Extract, from the records beneath this instruction, each line that contains the word "talons".

---- PROVIDED DATA

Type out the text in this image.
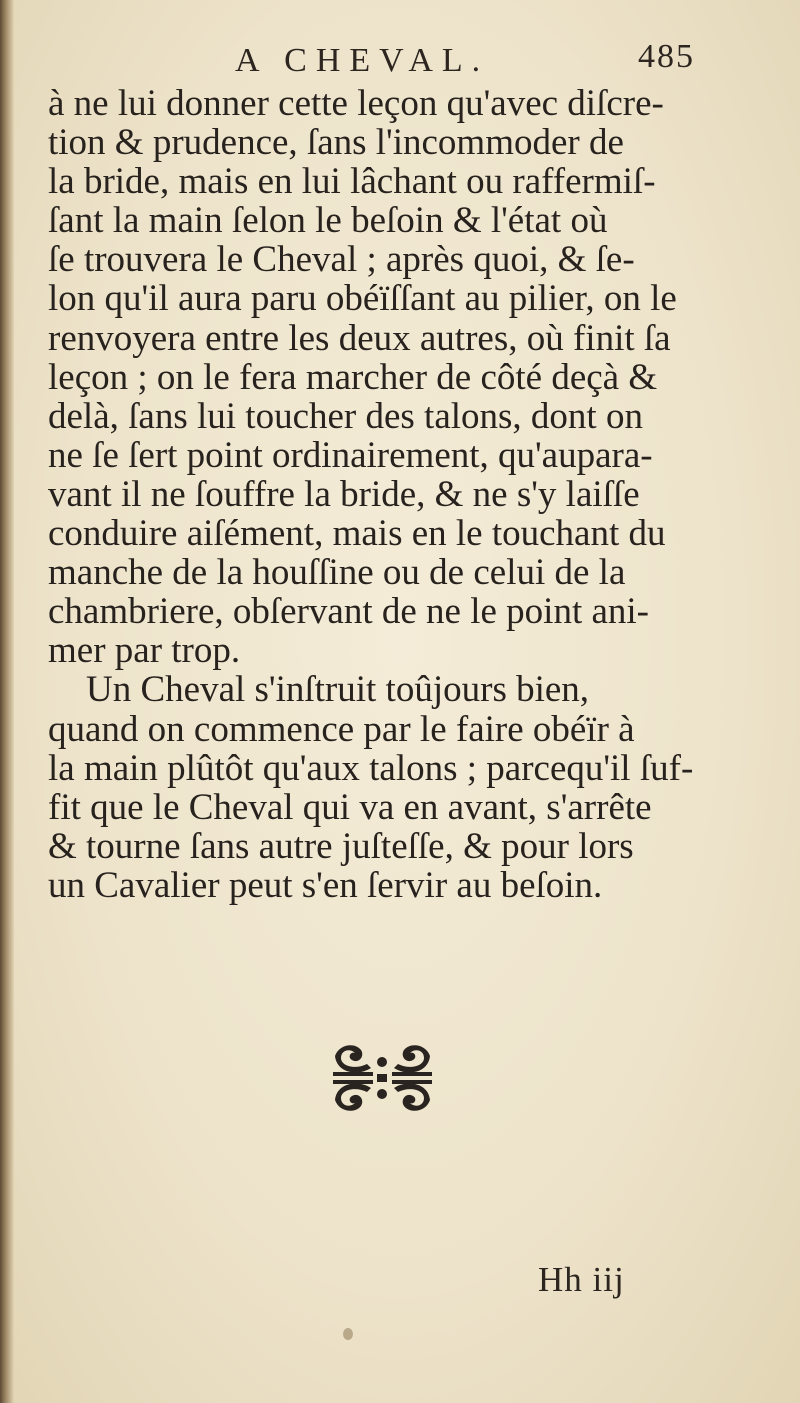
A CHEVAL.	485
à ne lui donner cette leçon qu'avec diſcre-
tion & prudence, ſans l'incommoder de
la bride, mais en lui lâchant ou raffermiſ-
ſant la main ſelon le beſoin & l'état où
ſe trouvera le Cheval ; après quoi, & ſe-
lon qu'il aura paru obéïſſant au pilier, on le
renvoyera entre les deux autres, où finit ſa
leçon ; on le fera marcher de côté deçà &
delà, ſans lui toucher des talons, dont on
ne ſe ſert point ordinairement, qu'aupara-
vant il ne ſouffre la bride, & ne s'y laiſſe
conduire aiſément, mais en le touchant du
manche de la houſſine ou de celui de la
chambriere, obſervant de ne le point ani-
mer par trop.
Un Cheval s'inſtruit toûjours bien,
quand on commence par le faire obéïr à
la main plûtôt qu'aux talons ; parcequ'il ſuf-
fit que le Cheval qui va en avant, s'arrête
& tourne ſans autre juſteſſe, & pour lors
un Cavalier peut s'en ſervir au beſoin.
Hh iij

--------

WRITTEN ANSWER
delà, ſans lui toucher des talons, dont on
la main plûtôt qu'aux talons ; parcequ'il ſuf-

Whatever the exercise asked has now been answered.